(Collected data entries)
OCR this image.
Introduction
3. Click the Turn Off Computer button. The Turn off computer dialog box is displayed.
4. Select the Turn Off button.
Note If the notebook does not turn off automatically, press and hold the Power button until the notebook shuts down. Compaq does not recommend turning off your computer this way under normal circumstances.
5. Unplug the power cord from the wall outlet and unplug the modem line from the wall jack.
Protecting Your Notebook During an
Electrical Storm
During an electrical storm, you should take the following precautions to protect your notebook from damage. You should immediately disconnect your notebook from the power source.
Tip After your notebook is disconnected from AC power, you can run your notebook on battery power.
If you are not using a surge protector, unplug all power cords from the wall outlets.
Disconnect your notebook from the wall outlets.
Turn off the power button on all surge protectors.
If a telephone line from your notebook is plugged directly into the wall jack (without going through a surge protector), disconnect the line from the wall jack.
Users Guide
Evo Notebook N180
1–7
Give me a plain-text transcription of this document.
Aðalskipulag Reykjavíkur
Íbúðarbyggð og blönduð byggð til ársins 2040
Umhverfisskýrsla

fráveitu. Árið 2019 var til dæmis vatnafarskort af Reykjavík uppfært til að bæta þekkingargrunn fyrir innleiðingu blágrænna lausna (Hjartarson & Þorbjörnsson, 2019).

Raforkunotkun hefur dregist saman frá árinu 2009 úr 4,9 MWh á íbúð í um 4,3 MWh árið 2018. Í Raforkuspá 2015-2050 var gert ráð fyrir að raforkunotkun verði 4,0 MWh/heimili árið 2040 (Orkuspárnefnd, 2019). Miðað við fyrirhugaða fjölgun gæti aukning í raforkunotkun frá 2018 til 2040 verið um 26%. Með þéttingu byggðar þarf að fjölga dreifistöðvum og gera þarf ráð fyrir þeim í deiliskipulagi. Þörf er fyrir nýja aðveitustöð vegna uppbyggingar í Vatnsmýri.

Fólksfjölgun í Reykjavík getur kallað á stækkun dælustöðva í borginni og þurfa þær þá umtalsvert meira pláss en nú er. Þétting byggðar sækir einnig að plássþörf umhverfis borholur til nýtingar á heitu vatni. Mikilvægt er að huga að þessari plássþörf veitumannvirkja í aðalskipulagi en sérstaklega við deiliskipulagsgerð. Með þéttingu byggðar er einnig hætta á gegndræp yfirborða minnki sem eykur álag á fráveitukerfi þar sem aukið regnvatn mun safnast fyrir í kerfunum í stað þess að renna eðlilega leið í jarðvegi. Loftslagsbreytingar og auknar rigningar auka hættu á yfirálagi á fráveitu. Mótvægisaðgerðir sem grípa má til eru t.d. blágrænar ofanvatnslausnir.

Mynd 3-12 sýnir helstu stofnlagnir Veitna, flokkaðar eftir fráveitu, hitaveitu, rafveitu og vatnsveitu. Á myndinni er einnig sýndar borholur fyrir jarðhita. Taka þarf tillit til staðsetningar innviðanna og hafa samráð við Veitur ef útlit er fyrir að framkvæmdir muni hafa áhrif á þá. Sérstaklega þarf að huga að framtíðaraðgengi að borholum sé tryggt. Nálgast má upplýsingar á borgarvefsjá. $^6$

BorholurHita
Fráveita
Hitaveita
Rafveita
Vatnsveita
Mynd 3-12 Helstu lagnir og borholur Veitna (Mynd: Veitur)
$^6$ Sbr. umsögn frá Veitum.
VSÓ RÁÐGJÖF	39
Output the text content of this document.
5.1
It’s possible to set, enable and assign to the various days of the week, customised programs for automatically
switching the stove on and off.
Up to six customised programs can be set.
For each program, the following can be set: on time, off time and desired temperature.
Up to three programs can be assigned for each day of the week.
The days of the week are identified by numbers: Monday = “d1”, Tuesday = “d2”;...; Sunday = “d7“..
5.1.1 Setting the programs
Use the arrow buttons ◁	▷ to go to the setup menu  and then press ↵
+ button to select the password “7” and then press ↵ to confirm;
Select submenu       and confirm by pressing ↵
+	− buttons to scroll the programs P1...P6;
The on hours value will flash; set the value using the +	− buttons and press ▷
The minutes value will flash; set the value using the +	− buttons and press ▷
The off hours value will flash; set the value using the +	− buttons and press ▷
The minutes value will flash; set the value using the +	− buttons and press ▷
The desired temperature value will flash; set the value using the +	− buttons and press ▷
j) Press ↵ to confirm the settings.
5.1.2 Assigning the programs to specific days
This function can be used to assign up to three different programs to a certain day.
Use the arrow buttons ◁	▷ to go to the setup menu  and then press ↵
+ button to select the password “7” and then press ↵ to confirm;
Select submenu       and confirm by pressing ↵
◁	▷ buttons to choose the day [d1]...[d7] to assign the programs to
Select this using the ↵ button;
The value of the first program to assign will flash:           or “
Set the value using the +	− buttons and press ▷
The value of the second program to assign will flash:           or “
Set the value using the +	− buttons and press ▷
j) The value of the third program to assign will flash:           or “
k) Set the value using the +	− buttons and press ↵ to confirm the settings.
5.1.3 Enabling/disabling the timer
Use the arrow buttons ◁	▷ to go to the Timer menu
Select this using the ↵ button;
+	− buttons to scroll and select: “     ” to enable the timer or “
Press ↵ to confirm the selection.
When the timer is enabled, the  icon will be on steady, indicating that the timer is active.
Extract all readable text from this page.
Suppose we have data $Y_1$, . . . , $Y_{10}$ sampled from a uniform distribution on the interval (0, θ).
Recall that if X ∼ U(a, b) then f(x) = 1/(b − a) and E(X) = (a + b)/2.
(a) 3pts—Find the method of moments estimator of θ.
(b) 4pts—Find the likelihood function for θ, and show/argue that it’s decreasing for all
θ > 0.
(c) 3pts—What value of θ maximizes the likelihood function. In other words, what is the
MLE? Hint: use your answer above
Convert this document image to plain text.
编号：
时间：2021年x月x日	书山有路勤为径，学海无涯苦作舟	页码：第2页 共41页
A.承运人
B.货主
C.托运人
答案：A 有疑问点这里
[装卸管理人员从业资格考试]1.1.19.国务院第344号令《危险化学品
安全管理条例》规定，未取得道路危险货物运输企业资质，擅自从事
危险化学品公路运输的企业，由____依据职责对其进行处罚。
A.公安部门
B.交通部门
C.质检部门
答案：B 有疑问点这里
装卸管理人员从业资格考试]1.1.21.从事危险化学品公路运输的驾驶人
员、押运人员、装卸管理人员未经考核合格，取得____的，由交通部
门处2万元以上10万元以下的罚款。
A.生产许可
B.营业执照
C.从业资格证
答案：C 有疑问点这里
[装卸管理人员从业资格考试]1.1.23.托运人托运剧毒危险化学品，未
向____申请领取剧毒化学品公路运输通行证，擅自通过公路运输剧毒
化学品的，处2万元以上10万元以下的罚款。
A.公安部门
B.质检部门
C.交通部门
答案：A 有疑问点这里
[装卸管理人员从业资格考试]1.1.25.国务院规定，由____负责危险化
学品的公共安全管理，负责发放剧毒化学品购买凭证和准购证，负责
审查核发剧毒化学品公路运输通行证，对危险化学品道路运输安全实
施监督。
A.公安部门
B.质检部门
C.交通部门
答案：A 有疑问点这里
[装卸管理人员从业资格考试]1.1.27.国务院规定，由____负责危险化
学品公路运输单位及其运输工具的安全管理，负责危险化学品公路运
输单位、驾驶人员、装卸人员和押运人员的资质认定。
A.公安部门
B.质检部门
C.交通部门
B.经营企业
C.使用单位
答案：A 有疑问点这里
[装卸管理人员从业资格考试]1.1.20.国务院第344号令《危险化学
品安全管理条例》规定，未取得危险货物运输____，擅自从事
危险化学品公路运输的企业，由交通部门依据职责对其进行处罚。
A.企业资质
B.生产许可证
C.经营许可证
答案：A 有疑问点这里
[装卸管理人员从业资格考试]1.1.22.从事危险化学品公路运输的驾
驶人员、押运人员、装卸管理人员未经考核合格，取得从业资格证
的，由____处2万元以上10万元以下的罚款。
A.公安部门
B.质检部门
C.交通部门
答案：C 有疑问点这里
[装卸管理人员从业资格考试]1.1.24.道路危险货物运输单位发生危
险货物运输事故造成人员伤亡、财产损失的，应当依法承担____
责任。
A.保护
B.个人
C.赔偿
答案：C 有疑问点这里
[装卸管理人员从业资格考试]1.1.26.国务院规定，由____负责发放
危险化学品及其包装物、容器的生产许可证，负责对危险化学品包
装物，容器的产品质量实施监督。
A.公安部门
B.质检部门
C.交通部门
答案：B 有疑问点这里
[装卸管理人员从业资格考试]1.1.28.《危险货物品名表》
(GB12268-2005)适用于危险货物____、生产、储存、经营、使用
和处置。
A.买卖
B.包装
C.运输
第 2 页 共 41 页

→ Exercise details
List every line from the entries above in which "Mynd" appears.

→ Exercise output
Mynd 3-12 sýnir helstu stofnlagnir Veitna, flokkaðar eftir fráveitu, hitaveitu, rafveitu og vatnsveitu. Á myndinni er einnig sýndar borholur fyrir jarðhita. Taka þarf tillit til staðsetningar innviðanna og hafa samráð við Veitur ef útlit er fyrir að framkvæmdir muni hafa áhrif á þá. Sérstaklega þarf að huga að framtíðaraðgengi að borholum sé tryggt. Nálgast má upplýsingar á borgarvefsjá. $^6$
Mynd 3-12 Helstu lagnir og borholur Veitna (Mynd: Veitur)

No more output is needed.